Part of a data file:
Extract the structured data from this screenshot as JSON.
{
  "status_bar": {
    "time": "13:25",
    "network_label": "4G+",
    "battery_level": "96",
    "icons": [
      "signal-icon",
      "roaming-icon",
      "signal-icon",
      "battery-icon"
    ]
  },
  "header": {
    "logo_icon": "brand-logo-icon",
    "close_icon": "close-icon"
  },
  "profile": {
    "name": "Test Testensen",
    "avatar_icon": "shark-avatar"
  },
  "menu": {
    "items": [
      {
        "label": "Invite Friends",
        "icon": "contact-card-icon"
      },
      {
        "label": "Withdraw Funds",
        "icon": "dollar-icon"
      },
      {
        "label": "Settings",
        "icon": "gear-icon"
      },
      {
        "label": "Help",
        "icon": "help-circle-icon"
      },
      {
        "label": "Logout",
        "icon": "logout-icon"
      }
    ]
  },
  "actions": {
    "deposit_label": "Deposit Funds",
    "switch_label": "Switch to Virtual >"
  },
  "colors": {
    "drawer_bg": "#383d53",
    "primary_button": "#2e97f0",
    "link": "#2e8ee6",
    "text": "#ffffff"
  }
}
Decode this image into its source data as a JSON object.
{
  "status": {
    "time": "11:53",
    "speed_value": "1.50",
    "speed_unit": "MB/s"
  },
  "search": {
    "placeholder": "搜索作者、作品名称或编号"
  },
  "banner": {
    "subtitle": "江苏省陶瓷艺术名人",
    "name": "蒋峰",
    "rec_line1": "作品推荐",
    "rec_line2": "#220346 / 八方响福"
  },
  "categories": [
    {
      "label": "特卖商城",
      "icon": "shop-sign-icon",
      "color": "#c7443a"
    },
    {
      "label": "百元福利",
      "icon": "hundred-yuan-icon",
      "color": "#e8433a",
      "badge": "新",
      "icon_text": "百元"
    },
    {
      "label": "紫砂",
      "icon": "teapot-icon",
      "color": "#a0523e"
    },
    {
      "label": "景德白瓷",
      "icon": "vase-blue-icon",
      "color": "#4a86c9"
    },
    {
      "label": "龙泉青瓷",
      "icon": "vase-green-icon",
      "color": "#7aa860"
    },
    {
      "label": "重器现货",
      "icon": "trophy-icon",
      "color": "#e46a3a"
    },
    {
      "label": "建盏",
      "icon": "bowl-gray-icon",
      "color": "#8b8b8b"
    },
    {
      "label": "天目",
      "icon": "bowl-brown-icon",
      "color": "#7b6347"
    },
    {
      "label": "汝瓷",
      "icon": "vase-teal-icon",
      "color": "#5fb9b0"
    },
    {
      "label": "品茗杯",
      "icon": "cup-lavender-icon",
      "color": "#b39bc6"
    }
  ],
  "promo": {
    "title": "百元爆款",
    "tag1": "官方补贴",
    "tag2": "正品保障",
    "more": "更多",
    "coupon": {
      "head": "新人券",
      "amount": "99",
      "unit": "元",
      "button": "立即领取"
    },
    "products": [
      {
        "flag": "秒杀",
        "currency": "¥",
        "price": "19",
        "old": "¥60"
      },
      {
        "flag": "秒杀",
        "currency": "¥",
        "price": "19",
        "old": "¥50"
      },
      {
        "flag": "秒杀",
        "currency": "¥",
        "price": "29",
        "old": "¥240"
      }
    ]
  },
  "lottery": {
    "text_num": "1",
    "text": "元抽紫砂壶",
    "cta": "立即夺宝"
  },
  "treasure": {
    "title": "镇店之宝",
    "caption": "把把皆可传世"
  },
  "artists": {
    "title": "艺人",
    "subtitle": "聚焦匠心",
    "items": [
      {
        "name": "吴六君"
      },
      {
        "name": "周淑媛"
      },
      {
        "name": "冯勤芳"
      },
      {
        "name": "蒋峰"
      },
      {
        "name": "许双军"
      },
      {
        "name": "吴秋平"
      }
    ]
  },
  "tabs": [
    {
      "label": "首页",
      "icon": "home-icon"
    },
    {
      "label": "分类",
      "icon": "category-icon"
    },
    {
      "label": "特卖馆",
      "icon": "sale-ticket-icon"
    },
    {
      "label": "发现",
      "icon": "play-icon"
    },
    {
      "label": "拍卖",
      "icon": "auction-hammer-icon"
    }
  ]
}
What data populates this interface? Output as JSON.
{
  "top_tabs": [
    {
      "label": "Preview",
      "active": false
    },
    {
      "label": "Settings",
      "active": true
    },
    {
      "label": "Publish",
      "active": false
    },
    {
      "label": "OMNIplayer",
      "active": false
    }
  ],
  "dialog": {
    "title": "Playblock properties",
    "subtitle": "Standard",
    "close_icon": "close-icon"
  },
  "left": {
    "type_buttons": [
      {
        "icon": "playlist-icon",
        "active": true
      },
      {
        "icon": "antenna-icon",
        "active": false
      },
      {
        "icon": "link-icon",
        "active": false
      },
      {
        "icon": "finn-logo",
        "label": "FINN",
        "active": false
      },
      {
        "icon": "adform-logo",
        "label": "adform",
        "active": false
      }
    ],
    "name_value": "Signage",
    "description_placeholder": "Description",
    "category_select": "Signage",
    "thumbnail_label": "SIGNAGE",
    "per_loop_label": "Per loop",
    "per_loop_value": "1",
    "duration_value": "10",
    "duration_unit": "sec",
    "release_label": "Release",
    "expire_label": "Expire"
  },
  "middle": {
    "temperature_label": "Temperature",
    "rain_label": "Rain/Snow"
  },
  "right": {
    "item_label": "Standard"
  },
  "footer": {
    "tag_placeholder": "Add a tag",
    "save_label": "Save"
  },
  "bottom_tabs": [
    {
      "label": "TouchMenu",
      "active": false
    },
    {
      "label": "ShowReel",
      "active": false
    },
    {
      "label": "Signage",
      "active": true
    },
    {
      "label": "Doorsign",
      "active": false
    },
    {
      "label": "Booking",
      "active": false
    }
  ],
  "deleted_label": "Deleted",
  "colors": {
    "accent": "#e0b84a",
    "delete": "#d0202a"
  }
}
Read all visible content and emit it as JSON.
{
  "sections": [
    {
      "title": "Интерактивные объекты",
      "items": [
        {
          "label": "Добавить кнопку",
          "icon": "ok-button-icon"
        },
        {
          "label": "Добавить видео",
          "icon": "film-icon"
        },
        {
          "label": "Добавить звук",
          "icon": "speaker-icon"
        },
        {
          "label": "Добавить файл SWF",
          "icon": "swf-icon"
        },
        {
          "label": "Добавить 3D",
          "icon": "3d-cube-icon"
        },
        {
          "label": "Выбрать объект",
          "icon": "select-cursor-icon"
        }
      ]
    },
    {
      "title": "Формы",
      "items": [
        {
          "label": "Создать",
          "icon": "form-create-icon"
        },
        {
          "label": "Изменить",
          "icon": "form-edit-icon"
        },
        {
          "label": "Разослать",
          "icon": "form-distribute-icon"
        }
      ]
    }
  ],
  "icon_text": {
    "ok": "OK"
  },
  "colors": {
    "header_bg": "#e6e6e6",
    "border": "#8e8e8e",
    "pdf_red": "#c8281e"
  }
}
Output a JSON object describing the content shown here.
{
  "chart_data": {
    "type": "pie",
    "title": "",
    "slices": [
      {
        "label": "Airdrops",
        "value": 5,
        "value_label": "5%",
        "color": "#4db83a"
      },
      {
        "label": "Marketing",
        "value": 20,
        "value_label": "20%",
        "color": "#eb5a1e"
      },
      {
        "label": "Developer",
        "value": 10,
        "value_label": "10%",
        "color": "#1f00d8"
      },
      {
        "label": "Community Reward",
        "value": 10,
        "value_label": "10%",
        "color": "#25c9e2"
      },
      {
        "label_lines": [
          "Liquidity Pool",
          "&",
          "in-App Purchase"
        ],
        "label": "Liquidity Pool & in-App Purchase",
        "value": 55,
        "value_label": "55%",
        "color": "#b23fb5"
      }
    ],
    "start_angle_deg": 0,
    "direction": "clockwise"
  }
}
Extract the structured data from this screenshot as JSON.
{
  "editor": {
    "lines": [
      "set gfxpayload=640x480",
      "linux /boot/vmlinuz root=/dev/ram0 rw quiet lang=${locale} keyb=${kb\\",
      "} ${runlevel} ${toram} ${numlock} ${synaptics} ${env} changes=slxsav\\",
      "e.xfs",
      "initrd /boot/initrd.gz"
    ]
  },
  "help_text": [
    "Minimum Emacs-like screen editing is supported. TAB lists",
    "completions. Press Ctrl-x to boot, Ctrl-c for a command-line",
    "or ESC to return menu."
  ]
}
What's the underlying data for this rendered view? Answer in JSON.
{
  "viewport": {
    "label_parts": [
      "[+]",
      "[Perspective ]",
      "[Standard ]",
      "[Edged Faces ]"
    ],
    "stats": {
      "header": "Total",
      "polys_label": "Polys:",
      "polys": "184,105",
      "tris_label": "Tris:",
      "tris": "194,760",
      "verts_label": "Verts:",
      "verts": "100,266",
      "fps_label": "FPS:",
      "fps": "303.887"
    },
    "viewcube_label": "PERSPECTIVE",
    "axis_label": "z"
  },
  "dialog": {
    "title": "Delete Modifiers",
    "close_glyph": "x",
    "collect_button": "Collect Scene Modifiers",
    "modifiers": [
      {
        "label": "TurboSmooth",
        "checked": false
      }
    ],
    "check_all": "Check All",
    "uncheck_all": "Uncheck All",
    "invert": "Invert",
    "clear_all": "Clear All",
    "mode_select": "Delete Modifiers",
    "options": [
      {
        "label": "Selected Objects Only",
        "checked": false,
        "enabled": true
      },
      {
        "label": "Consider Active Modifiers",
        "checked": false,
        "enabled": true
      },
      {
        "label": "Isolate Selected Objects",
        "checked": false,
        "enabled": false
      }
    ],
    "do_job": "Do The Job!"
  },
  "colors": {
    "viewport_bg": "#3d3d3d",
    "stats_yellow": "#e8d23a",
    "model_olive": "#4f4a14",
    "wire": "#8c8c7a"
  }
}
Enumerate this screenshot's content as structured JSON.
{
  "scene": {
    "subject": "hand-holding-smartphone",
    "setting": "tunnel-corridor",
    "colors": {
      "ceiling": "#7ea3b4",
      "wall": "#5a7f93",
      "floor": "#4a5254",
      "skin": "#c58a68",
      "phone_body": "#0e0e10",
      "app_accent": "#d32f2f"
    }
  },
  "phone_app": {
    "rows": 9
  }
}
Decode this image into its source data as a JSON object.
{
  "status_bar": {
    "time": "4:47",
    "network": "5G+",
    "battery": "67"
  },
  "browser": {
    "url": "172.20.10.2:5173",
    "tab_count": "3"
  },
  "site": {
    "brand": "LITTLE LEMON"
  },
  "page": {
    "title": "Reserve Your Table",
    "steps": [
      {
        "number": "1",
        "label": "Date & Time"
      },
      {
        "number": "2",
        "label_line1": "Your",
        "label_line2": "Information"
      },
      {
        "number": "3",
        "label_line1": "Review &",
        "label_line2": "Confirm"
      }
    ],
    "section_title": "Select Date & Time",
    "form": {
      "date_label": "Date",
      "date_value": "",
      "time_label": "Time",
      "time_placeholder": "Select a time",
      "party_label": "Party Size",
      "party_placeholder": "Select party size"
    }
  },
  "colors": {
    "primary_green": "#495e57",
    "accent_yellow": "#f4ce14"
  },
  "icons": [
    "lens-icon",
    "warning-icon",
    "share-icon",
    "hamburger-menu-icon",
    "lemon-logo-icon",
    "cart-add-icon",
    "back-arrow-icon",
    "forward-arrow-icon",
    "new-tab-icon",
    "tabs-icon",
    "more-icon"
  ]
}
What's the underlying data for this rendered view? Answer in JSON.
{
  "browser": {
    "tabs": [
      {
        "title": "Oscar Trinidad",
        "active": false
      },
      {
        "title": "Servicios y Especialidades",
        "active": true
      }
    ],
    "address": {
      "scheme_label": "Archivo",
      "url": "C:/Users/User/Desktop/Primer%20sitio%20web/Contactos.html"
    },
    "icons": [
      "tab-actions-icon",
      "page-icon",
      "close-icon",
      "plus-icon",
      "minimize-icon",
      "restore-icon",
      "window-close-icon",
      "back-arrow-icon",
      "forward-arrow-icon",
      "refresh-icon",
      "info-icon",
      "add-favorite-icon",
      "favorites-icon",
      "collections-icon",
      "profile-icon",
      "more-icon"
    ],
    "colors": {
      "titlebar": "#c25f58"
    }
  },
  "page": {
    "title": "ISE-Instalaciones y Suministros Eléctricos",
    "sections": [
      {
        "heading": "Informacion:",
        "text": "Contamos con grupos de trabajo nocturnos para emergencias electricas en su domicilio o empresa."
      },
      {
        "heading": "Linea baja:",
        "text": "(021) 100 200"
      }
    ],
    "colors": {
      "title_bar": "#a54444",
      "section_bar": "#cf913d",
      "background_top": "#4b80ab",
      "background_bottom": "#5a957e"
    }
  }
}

◆ The exercise ◆
Copy every line of the records above that holds the word "boot".

◆ Written response ◆
      "linux /boot/vmlinuz root=/dev/ram0 rw quiet lang=${locale} keyb=${kb\\",
      "initrd /boot/initrd.gz"
    "completions. Press Ctrl-x to boot, Ctrl-c for a command-line",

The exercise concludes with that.